» WORK TO COMPLETE: Please set down all the lines beneath this one exactly, without the pictures.

--- start ---

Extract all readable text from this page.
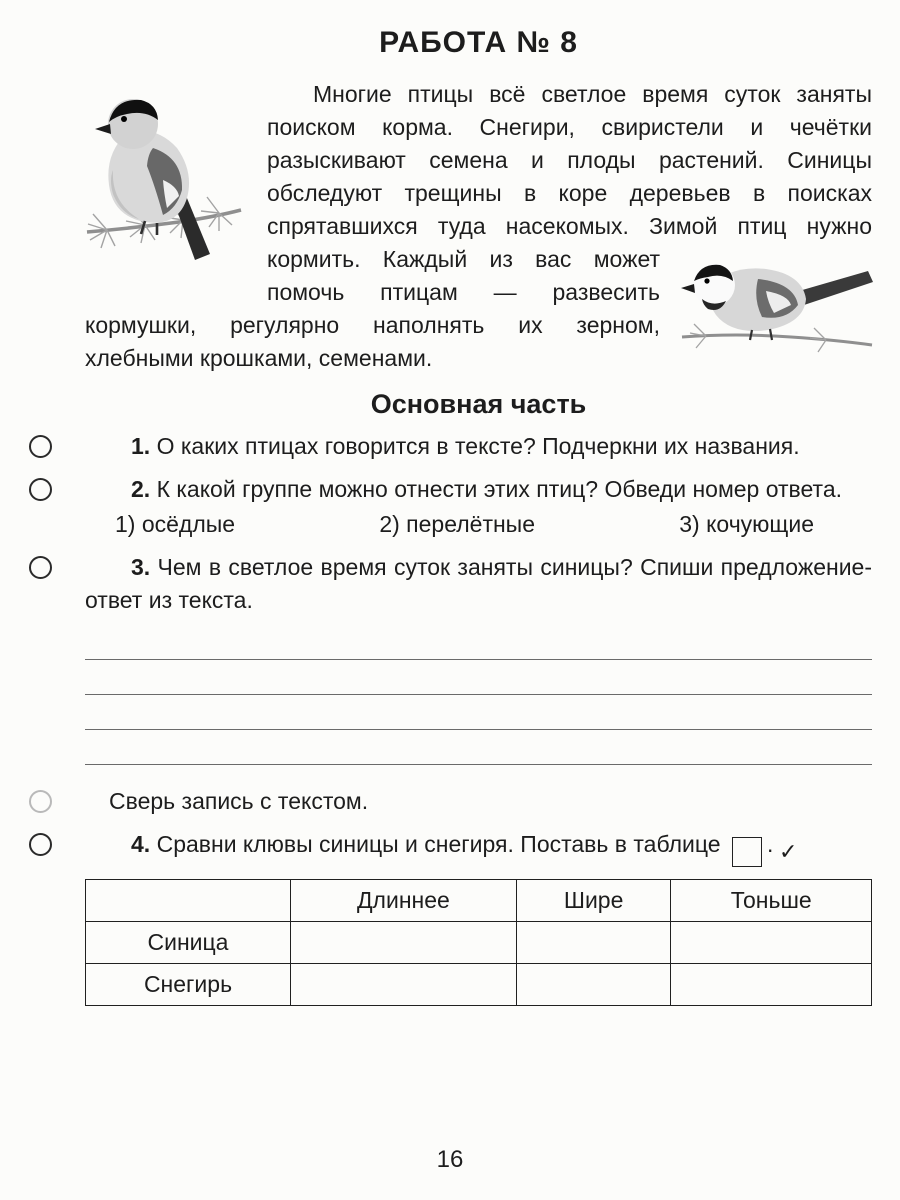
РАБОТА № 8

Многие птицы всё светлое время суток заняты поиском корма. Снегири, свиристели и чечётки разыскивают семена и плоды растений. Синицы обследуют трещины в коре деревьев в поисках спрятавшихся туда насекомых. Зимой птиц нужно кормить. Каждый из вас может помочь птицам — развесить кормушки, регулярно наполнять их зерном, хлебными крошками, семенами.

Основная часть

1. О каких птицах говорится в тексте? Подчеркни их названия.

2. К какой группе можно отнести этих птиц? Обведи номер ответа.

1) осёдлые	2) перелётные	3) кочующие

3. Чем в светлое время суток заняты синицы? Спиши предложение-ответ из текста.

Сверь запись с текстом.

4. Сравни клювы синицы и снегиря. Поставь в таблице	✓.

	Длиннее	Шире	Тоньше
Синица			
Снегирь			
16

--- end ---

» RESULT OF THIS EXERCISE:
Extract all readable text from this page.
РАБОТА № 8

Многие птицы всё светлое время суток заняты поиском корма. Снегири, свиристели и чечётки разыскивают семена и плоды растений. Синицы обследуют трещины в коре деревьев в поисках спрятавшихся туда насекомых. Зимой птиц нужно кормить. Каждый из вас может помочь птицам — развесить кормушки, регулярно наполнять их зерном, хлебными крошками, семенами.

Основная часть

1. О каких птицах говорится в тексте? Подчеркни их названия.

2. К какой группе можно отнести этих птиц? Обведи номер ответа.

1) осёдлые	2) перелётные	3) кочующие

3. Чем в светлое время суток заняты синицы? Спиши предложение-ответ из текста.

Сверь запись с текстом.

4. Сравни клювы синицы и снегиря. Поставь в таблице	✓.

	Длиннее	Шире	Тоньше
Синица			
Снегирь			
16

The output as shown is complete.